Stored data:
* * * * * * *

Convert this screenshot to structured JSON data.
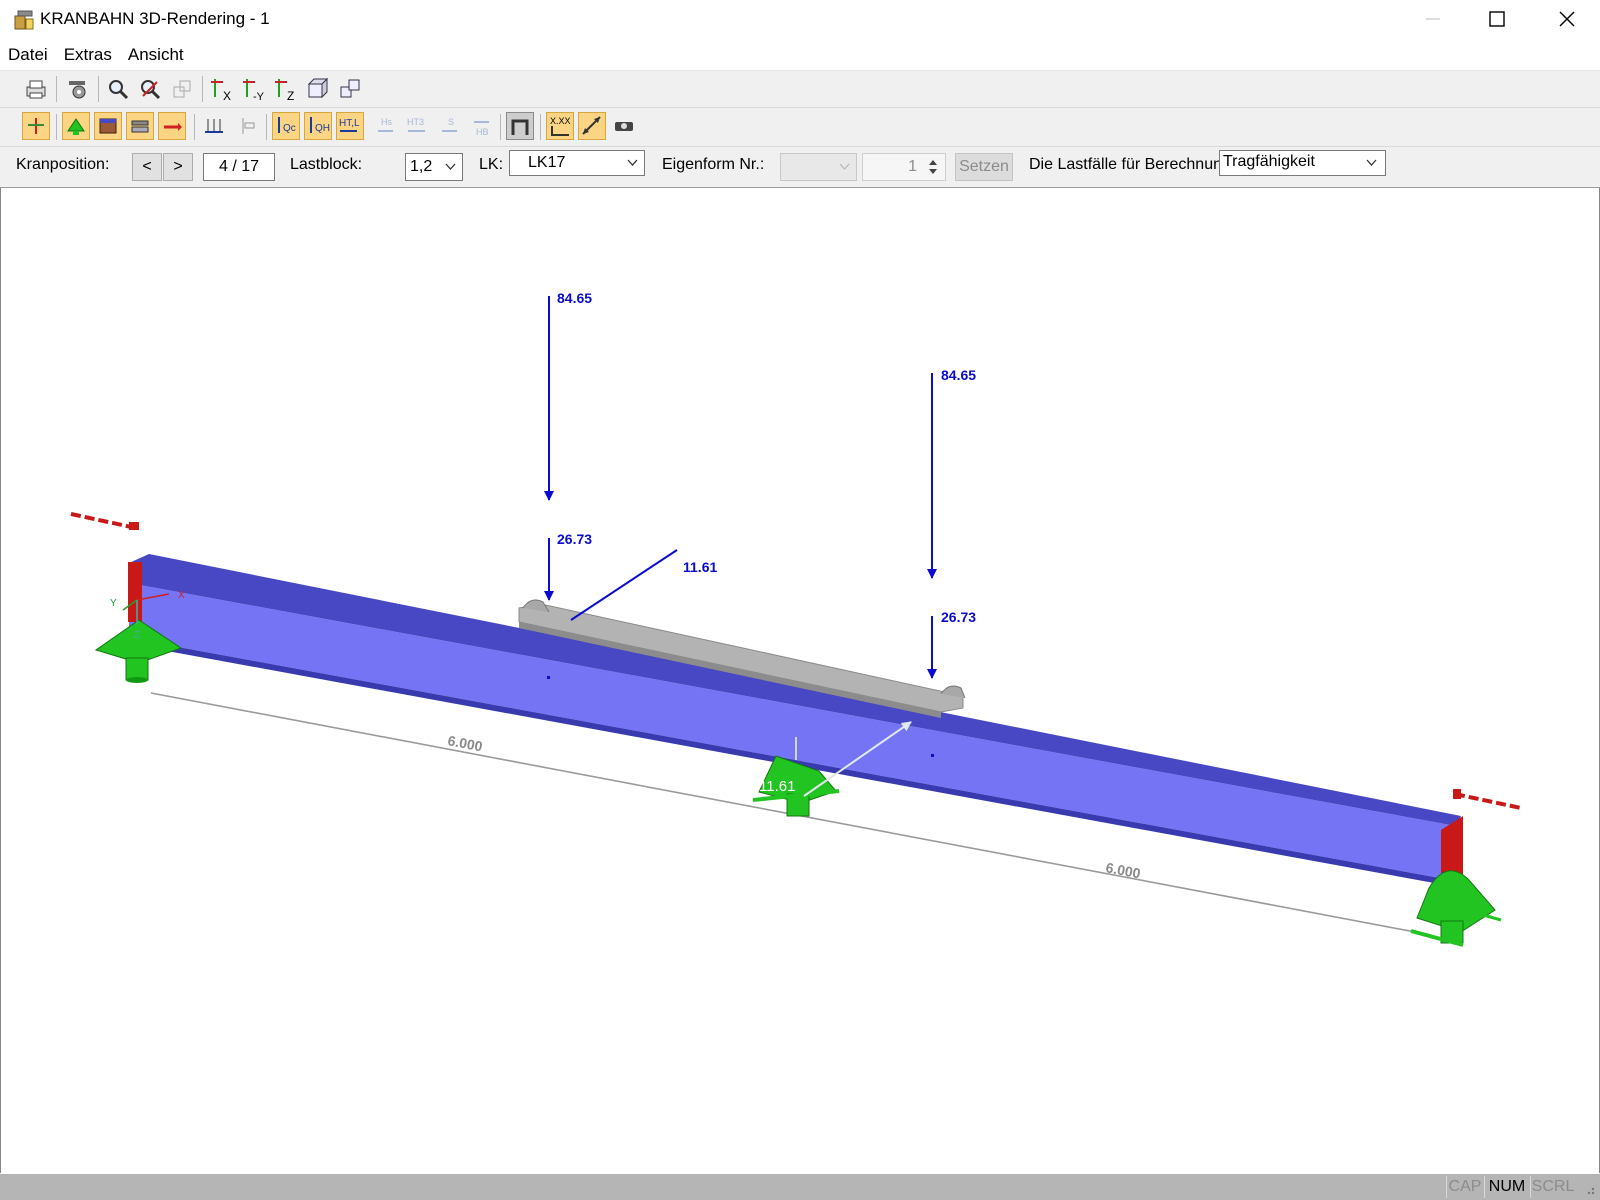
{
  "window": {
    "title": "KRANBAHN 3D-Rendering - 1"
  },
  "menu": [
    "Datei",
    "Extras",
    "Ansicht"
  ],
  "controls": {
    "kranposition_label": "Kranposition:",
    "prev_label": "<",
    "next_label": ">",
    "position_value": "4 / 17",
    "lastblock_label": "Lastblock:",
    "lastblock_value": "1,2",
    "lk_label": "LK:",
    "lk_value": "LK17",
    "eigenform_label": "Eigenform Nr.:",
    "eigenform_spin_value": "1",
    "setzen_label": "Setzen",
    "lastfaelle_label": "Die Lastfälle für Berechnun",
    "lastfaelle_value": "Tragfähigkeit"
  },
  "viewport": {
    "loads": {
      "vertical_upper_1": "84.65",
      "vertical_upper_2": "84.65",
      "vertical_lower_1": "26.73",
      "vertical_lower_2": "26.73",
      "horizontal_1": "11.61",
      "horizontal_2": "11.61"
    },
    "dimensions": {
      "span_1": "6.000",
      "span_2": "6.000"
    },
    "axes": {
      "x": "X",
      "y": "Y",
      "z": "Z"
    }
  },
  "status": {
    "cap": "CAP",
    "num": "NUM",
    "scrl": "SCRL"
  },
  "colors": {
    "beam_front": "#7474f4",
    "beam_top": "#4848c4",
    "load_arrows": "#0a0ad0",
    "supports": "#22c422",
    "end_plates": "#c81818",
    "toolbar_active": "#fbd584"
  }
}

* * * * * * *

PROBLEM DESCRIPTION - Repeat every record precisely. Any picture among them stays out of the copy.

WRITTEN ANSWER -
Convert this screenshot to structured JSON data.
{
  "window": {
    "title": "KRANBAHN 3D-Rendering - 1"
  },
  "menu": [
    "Datei",
    "Extras",
    "Ansicht"
  ],
  "controls": {
    "kranposition_label": "Kranposition:",
    "prev_label": "<",
    "next_label": ">",
    "position_value": "4 / 17",
    "lastblock_label": "Lastblock:",
    "lastblock_value": "1,2",
    "lk_label": "LK:",
    "lk_value": "LK17",
    "eigenform_label": "Eigenform Nr.:",
    "eigenform_spin_value": "1",
    "setzen_label": "Setzen",
    "lastfaelle_label": "Die Lastfälle für Berechnun",
    "lastfaelle_value": "Tragfähigkeit"
  },
  "viewport": {
    "loads": {
      "vertical_upper_1": "84.65",
      "vertical_upper_2": "84.65",
      "vertical_lower_1": "26.73",
      "vertical_lower_2": "26.73",
      "horizontal_1": "11.61",
      "horizontal_2": "11.61"
    },
    "dimensions": {
      "span_1": "6.000",
      "span_2": "6.000"
    },
    "axes": {
      "x": "X",
      "y": "Y",
      "z": "Z"
    }
  },
  "status": {
    "cap": "CAP",
    "num": "NUM",
    "scrl": "SCRL"
  },
  "colors": {
    "beam_front": "#7474f4",
    "beam_top": "#4848c4",
    "load_arrows": "#0a0ad0",
    "supports": "#22c422",
    "end_plates": "#c81818",
    "toolbar_active": "#fbd584"
  }
}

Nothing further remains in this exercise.